■ Instructions to follow
Copy out the listing verbatim, starting at the line containing "cell-object: То же + холестерин (3" and ending with the line containing "328 204 342</box>", both included.

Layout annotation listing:
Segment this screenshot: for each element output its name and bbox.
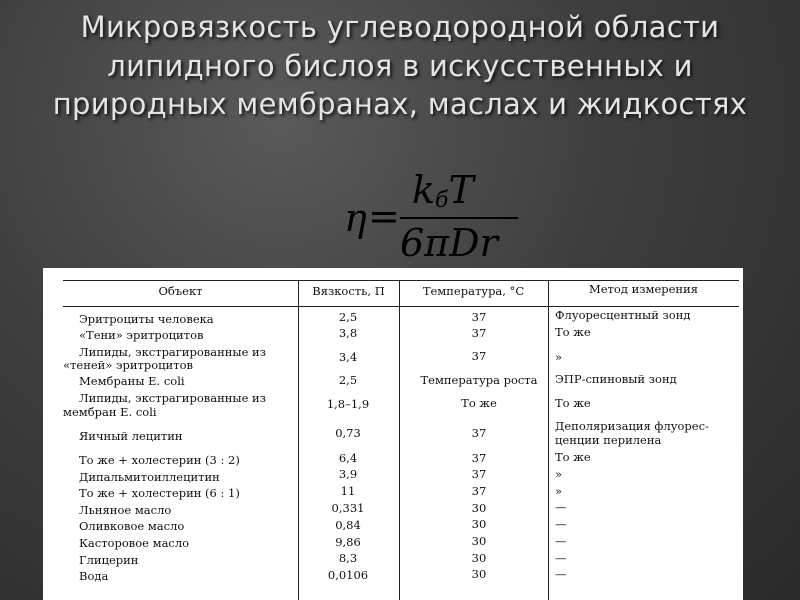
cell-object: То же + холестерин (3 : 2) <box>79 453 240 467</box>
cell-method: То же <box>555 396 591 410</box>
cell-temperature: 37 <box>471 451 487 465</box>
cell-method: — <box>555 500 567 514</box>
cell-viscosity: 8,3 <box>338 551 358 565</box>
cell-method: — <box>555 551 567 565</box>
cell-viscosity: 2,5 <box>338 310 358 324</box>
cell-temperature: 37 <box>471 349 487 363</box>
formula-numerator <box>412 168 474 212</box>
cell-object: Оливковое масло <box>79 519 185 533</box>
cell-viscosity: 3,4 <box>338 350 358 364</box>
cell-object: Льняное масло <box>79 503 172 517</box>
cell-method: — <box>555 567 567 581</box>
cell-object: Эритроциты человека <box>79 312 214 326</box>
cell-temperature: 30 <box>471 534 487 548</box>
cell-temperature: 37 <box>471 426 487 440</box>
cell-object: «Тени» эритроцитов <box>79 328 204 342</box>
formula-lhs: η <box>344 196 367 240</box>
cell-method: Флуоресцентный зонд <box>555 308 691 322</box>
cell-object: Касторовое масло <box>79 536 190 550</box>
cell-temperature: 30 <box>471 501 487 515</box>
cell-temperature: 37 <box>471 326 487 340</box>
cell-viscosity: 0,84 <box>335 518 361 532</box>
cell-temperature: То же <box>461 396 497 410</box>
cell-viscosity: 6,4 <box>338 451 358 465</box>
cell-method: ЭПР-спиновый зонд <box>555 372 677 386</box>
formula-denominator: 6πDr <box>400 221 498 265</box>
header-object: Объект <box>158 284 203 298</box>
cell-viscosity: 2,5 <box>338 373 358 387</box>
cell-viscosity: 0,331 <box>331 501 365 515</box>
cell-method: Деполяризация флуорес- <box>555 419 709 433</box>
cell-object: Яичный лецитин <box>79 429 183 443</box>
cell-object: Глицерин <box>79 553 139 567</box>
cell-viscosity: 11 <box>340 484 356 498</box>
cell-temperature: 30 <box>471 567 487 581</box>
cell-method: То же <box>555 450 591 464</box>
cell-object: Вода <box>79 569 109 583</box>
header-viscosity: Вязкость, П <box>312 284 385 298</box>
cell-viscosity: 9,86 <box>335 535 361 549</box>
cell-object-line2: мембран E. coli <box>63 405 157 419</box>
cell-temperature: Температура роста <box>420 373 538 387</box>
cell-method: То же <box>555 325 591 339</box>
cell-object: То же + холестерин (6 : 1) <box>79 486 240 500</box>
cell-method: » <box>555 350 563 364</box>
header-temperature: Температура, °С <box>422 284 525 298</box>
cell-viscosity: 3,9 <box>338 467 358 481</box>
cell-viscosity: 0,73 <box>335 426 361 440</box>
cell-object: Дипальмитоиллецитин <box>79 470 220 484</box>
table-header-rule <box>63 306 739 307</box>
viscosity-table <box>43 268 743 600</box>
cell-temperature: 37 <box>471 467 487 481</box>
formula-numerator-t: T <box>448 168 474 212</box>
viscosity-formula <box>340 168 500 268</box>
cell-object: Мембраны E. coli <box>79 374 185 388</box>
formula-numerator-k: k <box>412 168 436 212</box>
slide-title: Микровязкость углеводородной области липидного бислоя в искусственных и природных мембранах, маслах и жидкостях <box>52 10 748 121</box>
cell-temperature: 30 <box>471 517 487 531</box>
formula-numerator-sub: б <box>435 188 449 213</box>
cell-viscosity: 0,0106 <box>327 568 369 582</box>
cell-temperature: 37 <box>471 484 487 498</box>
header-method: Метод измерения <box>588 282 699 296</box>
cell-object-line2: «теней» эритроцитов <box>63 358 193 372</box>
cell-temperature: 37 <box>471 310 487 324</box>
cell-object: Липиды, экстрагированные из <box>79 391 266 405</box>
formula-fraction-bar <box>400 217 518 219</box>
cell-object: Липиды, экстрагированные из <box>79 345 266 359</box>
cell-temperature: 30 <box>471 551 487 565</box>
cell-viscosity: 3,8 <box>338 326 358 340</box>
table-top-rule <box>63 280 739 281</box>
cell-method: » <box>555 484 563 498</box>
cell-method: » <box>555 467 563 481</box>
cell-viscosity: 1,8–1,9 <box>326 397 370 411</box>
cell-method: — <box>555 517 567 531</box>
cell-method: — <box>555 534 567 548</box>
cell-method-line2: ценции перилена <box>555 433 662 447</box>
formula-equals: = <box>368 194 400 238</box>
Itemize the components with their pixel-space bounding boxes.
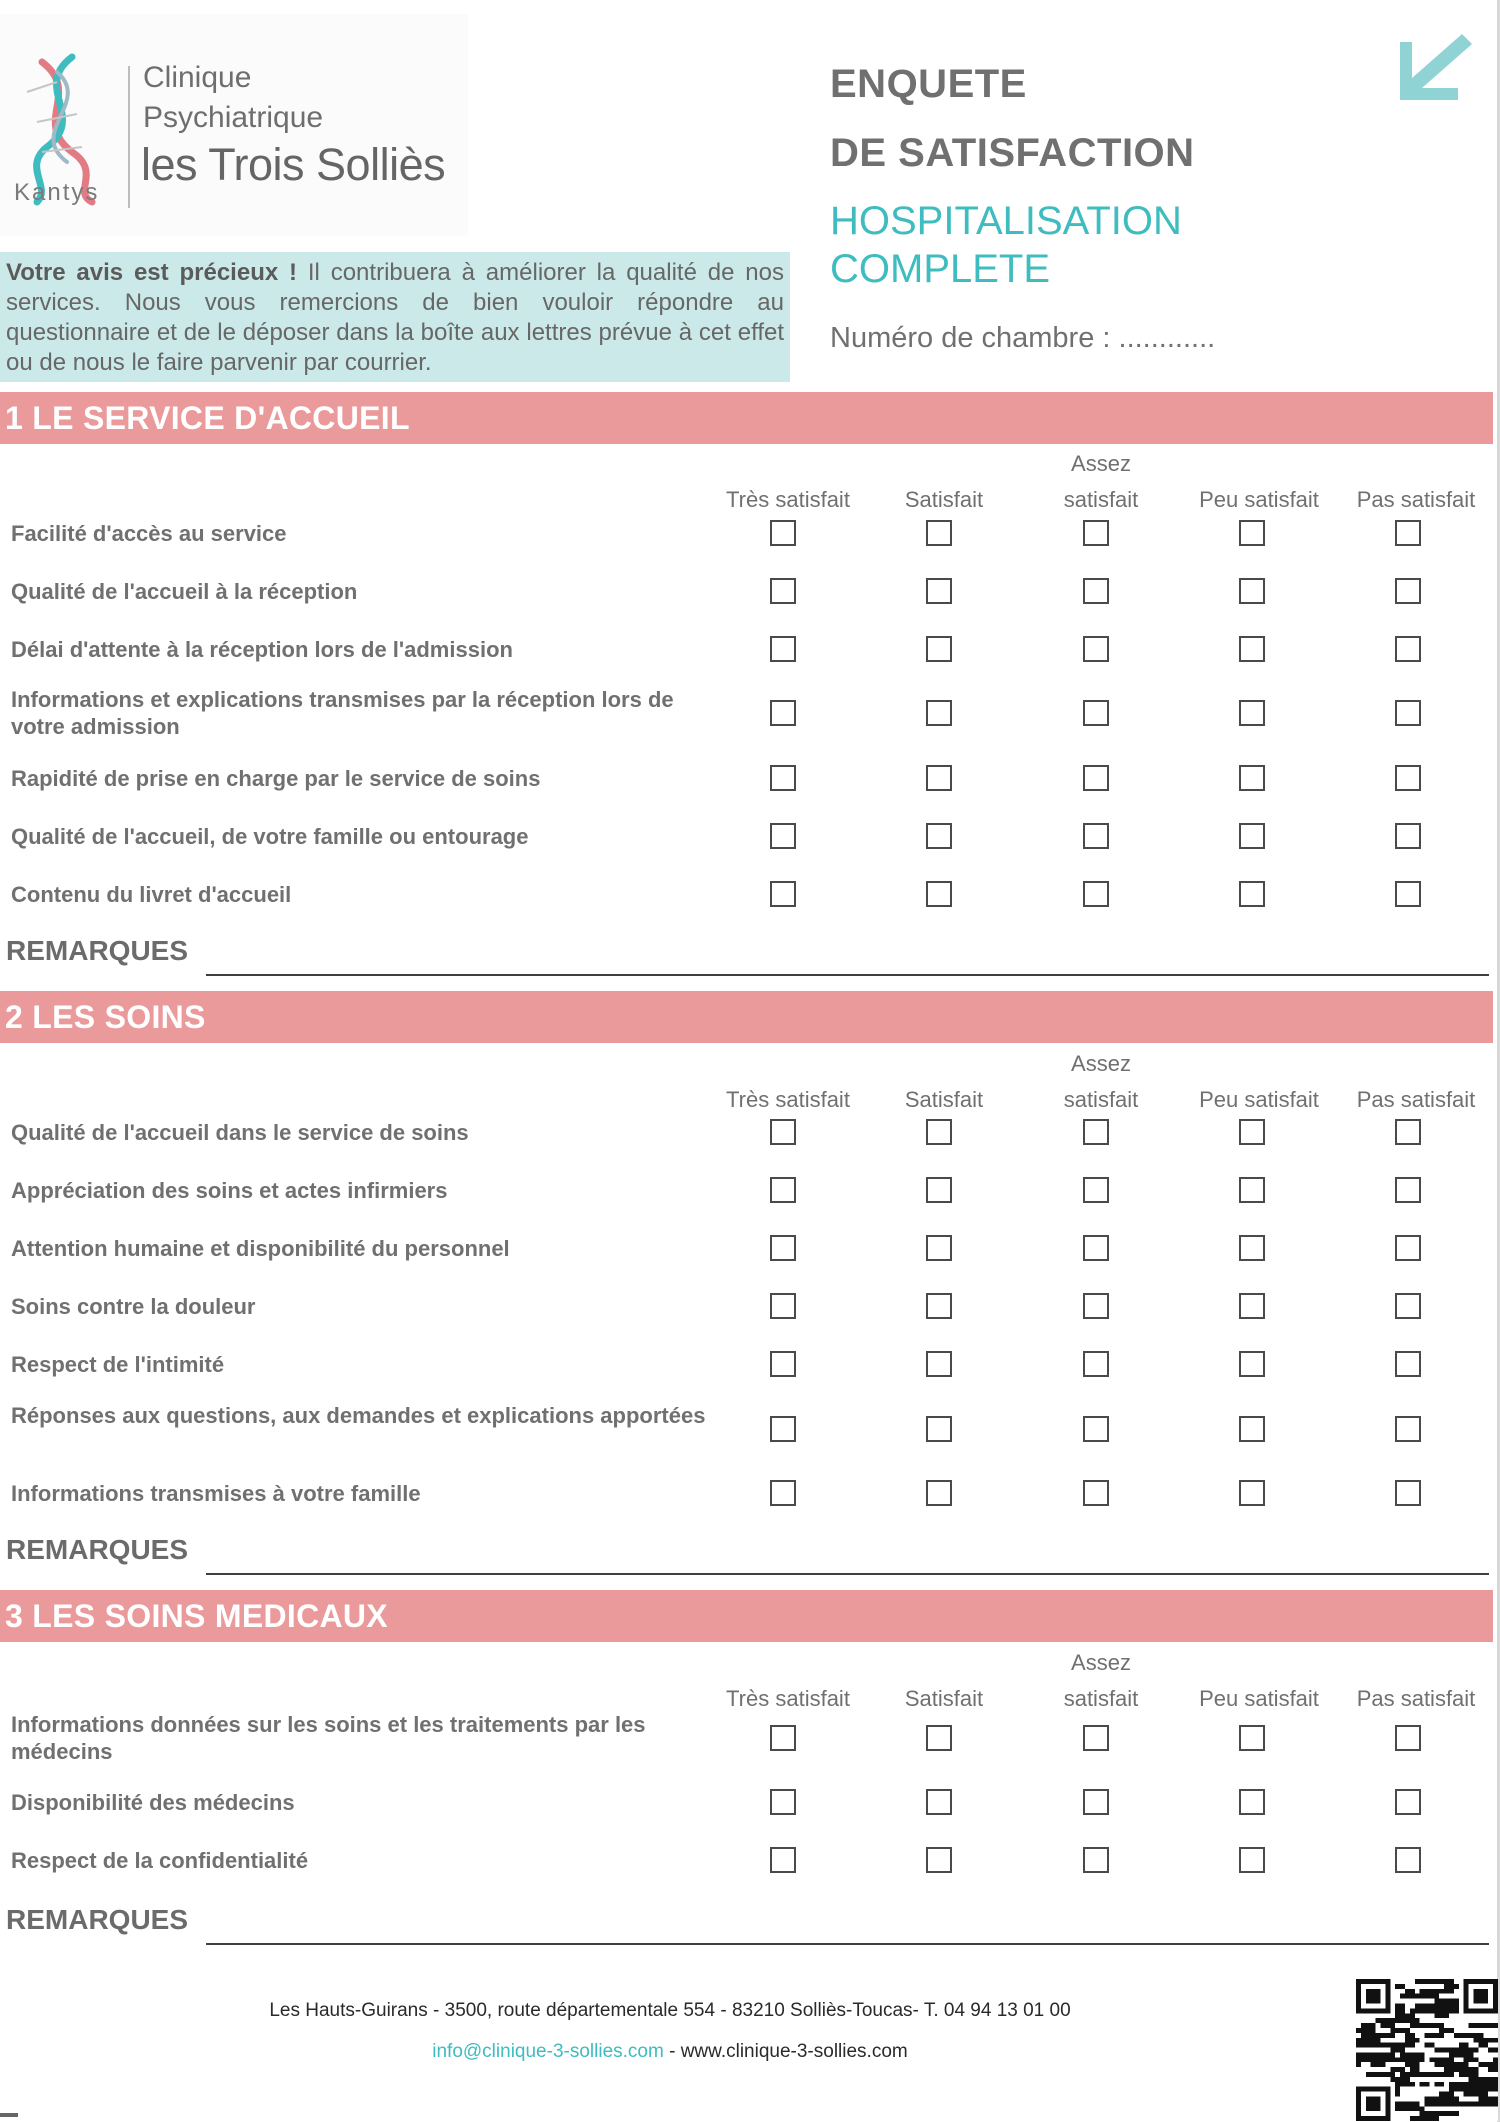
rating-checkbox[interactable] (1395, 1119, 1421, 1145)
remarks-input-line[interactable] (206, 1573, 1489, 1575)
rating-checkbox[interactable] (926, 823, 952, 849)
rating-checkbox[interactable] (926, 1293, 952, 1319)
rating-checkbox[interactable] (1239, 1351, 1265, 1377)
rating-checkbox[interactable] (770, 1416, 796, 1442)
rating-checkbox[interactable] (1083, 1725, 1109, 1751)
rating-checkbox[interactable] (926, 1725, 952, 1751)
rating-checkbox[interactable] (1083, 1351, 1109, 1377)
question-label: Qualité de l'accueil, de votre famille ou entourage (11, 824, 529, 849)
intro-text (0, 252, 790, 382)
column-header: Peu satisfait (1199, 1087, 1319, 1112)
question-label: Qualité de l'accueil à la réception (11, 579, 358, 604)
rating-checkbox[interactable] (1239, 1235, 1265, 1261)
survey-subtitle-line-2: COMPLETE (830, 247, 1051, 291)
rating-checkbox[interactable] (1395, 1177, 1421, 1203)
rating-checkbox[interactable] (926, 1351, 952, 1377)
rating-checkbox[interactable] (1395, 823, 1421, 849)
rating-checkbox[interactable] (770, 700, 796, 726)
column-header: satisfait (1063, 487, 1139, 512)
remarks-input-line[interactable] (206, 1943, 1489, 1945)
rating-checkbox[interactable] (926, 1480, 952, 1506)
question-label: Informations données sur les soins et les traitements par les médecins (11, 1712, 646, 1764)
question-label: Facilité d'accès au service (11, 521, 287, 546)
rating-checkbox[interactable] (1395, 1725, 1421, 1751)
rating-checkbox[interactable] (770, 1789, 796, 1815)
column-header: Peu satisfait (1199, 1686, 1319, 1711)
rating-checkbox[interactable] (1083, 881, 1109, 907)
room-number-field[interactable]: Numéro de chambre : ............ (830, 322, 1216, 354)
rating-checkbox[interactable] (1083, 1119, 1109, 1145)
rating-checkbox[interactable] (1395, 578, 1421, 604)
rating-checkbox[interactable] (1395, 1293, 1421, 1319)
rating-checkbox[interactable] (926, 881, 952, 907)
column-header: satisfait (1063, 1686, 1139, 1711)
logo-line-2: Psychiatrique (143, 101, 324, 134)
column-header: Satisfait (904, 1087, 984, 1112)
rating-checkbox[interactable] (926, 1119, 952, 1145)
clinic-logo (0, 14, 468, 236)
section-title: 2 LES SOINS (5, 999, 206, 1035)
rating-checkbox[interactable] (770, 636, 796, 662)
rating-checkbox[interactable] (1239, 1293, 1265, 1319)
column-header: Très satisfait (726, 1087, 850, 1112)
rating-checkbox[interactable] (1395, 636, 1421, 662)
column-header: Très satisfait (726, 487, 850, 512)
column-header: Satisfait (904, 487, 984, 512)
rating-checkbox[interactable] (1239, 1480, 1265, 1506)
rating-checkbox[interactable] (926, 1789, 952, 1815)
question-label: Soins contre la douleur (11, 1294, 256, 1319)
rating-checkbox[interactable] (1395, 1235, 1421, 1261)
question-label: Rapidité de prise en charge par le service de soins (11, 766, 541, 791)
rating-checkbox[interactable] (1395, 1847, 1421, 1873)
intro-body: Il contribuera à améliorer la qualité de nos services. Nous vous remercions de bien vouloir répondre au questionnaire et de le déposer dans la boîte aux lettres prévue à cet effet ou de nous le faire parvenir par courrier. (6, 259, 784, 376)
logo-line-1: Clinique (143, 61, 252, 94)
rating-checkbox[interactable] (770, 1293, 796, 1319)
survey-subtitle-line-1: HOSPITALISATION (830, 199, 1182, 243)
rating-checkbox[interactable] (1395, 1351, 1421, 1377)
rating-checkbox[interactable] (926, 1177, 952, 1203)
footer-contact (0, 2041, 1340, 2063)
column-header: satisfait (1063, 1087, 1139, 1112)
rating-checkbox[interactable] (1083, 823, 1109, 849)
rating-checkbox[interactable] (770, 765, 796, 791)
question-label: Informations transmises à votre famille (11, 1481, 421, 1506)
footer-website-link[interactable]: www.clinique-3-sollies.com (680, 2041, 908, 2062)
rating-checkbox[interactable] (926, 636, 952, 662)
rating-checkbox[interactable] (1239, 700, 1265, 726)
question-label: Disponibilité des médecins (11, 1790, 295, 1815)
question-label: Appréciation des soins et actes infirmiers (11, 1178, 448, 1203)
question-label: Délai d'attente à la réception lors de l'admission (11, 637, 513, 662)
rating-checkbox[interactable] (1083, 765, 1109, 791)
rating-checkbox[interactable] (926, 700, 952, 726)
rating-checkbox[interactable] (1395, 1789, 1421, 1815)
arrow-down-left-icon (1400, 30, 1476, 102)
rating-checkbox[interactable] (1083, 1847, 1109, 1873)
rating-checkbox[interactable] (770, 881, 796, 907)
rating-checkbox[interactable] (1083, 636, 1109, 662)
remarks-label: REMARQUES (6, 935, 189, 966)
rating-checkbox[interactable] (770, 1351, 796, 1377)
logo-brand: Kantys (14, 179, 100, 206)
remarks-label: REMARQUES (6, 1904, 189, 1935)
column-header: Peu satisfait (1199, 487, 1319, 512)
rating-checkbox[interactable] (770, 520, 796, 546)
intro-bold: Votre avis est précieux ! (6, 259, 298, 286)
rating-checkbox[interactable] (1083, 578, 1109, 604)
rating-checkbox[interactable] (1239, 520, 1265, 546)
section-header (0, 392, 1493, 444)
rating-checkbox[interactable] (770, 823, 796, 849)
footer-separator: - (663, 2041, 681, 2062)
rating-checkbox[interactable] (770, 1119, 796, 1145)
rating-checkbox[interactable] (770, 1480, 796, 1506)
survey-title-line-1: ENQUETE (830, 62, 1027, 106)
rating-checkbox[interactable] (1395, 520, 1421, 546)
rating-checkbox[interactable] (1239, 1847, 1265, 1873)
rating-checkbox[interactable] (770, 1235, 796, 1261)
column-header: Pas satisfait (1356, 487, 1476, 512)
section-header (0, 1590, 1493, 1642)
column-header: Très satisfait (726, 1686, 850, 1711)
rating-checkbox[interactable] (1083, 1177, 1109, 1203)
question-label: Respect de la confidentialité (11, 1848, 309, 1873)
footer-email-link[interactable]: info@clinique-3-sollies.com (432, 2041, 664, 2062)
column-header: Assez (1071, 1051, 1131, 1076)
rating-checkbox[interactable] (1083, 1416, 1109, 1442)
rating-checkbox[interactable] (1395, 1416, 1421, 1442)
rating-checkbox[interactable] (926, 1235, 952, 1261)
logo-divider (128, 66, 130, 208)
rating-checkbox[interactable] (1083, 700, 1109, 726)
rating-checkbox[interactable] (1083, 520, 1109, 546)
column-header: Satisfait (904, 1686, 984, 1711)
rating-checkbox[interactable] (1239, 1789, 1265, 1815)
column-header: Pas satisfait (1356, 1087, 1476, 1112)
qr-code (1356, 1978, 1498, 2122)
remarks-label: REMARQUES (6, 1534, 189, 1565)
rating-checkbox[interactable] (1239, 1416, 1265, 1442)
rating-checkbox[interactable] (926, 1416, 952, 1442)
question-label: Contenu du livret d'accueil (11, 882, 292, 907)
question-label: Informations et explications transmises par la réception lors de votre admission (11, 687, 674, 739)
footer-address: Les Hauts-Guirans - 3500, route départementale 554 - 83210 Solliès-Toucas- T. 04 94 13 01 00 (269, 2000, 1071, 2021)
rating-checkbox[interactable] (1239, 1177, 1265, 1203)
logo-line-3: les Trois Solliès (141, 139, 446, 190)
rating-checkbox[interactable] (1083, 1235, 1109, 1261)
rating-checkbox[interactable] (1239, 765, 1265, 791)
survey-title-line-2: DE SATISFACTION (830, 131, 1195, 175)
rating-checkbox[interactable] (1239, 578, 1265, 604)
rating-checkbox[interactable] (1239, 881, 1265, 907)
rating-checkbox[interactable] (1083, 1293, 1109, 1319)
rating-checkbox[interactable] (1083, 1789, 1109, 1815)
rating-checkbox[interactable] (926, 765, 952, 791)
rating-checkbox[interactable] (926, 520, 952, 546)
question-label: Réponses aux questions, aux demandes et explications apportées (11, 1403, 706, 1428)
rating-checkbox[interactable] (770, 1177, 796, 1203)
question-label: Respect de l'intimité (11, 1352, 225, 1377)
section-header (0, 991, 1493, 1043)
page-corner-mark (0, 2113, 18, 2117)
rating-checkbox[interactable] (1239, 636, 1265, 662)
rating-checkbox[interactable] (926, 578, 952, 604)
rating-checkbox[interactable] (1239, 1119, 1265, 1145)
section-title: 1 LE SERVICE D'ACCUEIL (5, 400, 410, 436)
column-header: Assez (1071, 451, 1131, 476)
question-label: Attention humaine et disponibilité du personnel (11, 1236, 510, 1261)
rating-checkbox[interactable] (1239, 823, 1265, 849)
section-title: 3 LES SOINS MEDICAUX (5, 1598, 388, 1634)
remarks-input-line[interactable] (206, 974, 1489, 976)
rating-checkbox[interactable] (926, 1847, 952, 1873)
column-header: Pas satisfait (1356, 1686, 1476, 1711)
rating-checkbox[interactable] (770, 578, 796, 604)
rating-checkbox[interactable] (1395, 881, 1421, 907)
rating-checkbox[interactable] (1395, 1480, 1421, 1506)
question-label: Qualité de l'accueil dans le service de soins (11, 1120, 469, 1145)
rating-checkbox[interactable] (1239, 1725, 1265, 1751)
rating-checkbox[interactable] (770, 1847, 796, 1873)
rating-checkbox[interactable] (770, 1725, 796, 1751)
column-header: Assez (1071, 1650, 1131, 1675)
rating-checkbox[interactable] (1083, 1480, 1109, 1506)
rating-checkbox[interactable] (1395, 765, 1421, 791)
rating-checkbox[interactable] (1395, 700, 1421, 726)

■ Response below
cell-object: То же + холестерин (3 : 2) <box>79 453 240 467</box>
cell-method: То же <box>555 396 591 410</box>
cell-temperature: 37 <box>471 451 487 465</box>
cell-method: — <box>555 500 567 514</box>
cell-viscosity: 8,3 <box>338 551 358 565</box>
cell-method: — <box>555 551 567 565</box>
cell-viscosity: 2,5 <box>338 310 358 324</box>
cell-temperature: 37 <box>471 349 487 363</box>
formula-numerator <box>412 168 474 212</box>
cell-object: Оливковое масло <box>79 519 185 533</box>
cell-viscosity: 3,4 <box>338 350 358 364</box>
cell-object: Льняное масло <box>79 503 172 517</box>
cell-method: — <box>555 567 567 581</box>
cell-object: Эритроциты человека <box>79 312 214 326</box>
cell-temperature: 30 <box>471 534 487 548</box>
cell-temperature: 37 <box>471 426 487 440</box>
cell-object: «Тени» эритроцитов <box>79 328 204 342</box>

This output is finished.